(Records from a dataset)

==========

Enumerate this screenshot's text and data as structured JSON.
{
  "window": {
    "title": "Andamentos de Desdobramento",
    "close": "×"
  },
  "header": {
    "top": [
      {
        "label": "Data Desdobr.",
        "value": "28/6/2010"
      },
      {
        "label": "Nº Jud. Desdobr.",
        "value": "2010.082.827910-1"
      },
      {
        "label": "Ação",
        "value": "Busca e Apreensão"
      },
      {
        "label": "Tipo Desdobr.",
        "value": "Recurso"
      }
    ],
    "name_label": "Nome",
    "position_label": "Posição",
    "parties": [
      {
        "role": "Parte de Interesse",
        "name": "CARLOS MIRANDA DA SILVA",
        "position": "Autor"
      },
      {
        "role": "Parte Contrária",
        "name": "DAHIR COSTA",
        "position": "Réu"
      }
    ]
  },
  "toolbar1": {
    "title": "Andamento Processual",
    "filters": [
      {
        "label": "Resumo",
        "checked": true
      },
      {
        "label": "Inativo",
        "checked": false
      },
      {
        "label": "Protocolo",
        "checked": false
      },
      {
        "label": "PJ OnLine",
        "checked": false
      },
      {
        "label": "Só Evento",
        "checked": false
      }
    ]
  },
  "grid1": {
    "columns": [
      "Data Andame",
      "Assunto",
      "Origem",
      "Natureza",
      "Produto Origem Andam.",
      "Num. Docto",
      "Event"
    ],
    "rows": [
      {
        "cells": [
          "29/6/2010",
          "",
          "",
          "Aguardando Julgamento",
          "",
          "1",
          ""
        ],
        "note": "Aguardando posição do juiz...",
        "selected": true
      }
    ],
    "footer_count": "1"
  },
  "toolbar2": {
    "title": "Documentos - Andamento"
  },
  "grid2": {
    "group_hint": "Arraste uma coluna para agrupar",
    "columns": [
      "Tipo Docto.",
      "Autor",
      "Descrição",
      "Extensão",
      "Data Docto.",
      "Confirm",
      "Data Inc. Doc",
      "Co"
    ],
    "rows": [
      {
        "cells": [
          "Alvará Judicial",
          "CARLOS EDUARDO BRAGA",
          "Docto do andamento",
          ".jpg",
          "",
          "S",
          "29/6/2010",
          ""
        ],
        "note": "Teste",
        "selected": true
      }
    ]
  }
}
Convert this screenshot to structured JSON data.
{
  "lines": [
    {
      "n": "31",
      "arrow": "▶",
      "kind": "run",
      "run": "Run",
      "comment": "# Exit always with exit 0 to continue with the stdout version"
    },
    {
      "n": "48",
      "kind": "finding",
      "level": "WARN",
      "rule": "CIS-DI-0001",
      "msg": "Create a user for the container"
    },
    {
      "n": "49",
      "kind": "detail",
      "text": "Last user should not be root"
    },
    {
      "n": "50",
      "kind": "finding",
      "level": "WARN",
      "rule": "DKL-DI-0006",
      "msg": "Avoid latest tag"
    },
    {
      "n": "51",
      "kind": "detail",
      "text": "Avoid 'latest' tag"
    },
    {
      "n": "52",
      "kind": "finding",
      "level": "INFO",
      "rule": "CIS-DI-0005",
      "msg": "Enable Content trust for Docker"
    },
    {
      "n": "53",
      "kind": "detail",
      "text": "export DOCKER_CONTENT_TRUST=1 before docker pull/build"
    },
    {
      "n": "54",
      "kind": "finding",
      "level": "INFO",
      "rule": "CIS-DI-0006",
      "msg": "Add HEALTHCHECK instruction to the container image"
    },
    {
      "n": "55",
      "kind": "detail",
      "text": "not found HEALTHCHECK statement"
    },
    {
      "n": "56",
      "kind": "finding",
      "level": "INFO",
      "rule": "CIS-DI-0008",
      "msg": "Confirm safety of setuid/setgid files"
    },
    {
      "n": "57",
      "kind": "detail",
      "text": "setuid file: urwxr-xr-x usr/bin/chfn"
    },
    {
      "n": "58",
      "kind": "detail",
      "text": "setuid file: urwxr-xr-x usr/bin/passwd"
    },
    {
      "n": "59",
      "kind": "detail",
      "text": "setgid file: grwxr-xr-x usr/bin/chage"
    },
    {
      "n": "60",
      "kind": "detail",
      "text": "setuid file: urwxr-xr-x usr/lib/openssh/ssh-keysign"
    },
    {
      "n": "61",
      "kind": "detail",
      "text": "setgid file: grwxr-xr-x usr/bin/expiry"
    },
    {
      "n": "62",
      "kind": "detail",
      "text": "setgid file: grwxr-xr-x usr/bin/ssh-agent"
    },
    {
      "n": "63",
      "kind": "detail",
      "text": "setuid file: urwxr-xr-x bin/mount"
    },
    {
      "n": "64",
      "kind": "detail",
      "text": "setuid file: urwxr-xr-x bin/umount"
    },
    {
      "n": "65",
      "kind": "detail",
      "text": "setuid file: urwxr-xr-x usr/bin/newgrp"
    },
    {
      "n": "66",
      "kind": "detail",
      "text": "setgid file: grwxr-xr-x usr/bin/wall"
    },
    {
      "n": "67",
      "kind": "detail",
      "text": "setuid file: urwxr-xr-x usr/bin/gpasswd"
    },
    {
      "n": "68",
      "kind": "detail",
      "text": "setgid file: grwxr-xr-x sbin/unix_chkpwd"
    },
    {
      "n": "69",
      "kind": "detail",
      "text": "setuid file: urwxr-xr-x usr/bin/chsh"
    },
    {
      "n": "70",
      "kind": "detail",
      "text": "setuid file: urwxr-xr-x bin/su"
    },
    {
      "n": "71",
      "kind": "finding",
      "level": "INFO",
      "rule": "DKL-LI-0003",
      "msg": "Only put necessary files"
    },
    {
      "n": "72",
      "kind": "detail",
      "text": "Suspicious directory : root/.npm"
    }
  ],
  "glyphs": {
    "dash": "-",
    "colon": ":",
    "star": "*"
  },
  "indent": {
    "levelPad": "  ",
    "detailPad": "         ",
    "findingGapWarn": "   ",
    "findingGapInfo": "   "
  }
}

==========

- What to work on: Report every line in the data above in which the word "role" appears.

- Response to the task:
        "role": "Parte de Interesse",
        "role": "Parte Contrária",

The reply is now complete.